# EXERCISE INSTRUCTIONS:
Every line of the records below should be restated exactly.

<<<<

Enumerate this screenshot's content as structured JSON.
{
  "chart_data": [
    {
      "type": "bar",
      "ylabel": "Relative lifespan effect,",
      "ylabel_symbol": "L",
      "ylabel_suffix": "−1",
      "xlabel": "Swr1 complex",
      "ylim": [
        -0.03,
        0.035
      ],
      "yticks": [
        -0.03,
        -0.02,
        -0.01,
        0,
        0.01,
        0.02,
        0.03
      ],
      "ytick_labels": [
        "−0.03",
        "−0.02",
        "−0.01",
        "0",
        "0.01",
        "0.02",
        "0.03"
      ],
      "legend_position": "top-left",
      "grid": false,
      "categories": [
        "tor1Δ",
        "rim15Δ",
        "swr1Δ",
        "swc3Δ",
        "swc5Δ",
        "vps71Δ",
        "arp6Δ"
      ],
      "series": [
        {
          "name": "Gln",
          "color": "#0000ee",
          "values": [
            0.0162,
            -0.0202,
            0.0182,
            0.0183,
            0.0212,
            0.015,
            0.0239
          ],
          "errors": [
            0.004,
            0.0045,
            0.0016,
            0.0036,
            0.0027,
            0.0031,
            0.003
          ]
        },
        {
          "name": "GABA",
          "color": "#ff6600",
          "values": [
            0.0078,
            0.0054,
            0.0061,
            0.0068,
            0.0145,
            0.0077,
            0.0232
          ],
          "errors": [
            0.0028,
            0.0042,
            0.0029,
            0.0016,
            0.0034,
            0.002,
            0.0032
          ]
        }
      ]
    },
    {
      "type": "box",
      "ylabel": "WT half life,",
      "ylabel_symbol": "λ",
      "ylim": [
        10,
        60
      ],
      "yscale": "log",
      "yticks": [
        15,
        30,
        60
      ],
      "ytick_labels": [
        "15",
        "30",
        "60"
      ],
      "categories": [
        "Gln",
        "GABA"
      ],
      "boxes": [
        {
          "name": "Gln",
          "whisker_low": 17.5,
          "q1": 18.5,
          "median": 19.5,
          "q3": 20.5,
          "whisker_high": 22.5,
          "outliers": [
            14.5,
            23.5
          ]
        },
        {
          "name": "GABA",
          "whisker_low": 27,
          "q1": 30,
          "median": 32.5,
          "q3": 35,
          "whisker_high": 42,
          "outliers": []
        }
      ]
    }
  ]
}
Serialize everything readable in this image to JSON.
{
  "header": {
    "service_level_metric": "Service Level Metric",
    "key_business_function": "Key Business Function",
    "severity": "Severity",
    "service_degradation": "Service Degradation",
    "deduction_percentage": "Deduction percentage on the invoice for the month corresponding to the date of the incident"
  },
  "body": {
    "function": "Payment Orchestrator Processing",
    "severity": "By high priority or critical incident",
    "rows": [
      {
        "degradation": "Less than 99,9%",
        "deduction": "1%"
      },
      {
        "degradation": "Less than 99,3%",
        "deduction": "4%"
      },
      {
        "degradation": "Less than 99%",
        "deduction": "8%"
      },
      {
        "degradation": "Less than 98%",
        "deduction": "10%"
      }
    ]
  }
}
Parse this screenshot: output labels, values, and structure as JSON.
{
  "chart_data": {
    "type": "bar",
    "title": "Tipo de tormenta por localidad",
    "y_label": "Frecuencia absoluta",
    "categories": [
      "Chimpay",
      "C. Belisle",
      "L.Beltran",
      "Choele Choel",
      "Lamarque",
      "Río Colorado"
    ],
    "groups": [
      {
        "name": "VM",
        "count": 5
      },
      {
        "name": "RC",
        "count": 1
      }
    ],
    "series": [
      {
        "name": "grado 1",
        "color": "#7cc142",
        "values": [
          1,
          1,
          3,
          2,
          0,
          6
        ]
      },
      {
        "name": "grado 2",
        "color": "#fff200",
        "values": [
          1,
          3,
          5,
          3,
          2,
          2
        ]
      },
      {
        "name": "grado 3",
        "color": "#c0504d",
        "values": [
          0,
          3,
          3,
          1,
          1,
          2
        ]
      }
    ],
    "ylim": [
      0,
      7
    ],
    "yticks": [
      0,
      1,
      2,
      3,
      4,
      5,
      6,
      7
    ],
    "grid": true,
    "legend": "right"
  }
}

>>>>

# SOLUTION TO THE PROBLEM:
Enumerate this screenshot's content as structured JSON.
{
  "chart_data": [
    {
      "type": "bar",
      "ylabel": "Relative lifespan effect,",
      "ylabel_symbol": "L",
      "ylabel_suffix": "−1",
      "xlabel": "Swr1 complex",
      "ylim": [
        -0.03,
        0.035
      ],
      "yticks": [
        -0.03,
        -0.02,
        -0.01,
        0,
        0.01,
        0.02,
        0.03
      ],
      "ytick_labels": [
        "−0.03",
        "−0.02",
        "−0.01",
        "0",
        "0.01",
        "0.02",
        "0.03"
      ],
      "legend_position": "top-left",
      "grid": false,
      "categories": [
        "tor1Δ",
        "rim15Δ",
        "swr1Δ",
        "swc3Δ",
        "swc5Δ",
        "vps71Δ",
        "arp6Δ"
      ],
      "series": [
        {
          "name": "Gln",
          "color": "#0000ee",
          "values": [
            0.0162,
            -0.0202,
            0.0182,
            0.0183,
            0.0212,
            0.015,
            0.0239
          ],
          "errors": [
            0.004,
            0.0045,
            0.0016,
            0.0036,
            0.0027,
            0.0031,
            0.003
          ]
        },
        {
          "name": "GABA",
          "color": "#ff6600",
          "values": [
            0.0078,
            0.0054,
            0.0061,
            0.0068,
            0.0145,
            0.0077,
            0.0232
          ],
          "errors": [
            0.0028,
            0.0042,
            0.0029,
            0.0016,
            0.0034,
            0.002,
            0.0032
          ]
        }
      ]
    },
    {
      "type": "box",
      "ylabel": "WT half life,",
      "ylabel_symbol": "λ",
      "ylim": [
        10,
        60
      ],
      "yscale": "log",
      "yticks": [
        15,
        30,
        60
      ],
      "ytick_labels": [
        "15",
        "30",
        "60"
      ],
      "categories": [
        "Gln",
        "GABA"
      ],
      "boxes": [
        {
          "name": "Gln",
          "whisker_low": 17.5,
          "q1": 18.5,
          "median": 19.5,
          "q3": 20.5,
          "whisker_high": 22.5,
          "outliers": [
            14.5,
            23.5
          ]
        },
        {
          "name": "GABA",
          "whisker_low": 27,
          "q1": 30,
          "median": 32.5,
          "q3": 35,
          "whisker_high": 42,
          "outliers": []
        }
      ]
    }
  ]
}
Serialize everything readable in this image to JSON.
{
  "header": {
    "service_level_metric": "Service Level Metric",
    "key_business_function": "Key Business Function",
    "severity": "Severity",
    "service_degradation": "Service Degradation",
    "deduction_percentage": "Deduction percentage on the invoice for the month corresponding to the date of the incident"
  },
  "body": {
    "function": "Payment Orchestrator Processing",
    "severity": "By high priority or critical incident",
    "rows": [
      {
        "degradation": "Less than 99,9%",
        "deduction": "1%"
      },
      {
        "degradation": "Less than 99,3%",
        "deduction": "4%"
      },
      {
        "degradation": "Less than 99%",
        "deduction": "8%"
      },
      {
        "degradation": "Less than 98%",
        "deduction": "10%"
      }
    ]
  }
}
Parse this screenshot: output labels, values, and structure as JSON.
{
  "chart_data": {
    "type": "bar",
    "title": "Tipo de tormenta por localidad",
    "y_label": "Frecuencia absoluta",
    "categories": [
      "Chimpay",
      "C. Belisle",
      "L.Beltran",
      "Choele Choel",
      "Lamarque",
      "Río Colorado"
    ],
    "groups": [
      {
        "name": "VM",
        "count": 5
      },
      {
        "name": "RC",
        "count": 1
      }
    ],
    "series": [
      {
        "name": "grado 1",
        "color": "#7cc142",
        "values": [
          1,
          1,
          3,
          2,
          0,
          6
        ]
      },
      {
        "name": "grado 2",
        "color": "#fff200",
        "values": [
          1,
          3,
          5,
          3,
          2,
          2
        ]
      },
      {
        "name": "grado 3",
        "color": "#c0504d",
        "values": [
          0,
          3,
          3,
          1,
          1,
          2
        ]
      }
    ],
    "ylim": [
      0,
      7
    ],
    "yticks": [
      0,
      1,
      2,
      3,
      4,
      5,
      6,
      7
    ],
    "grid": true,
    "legend": "right"
  }
}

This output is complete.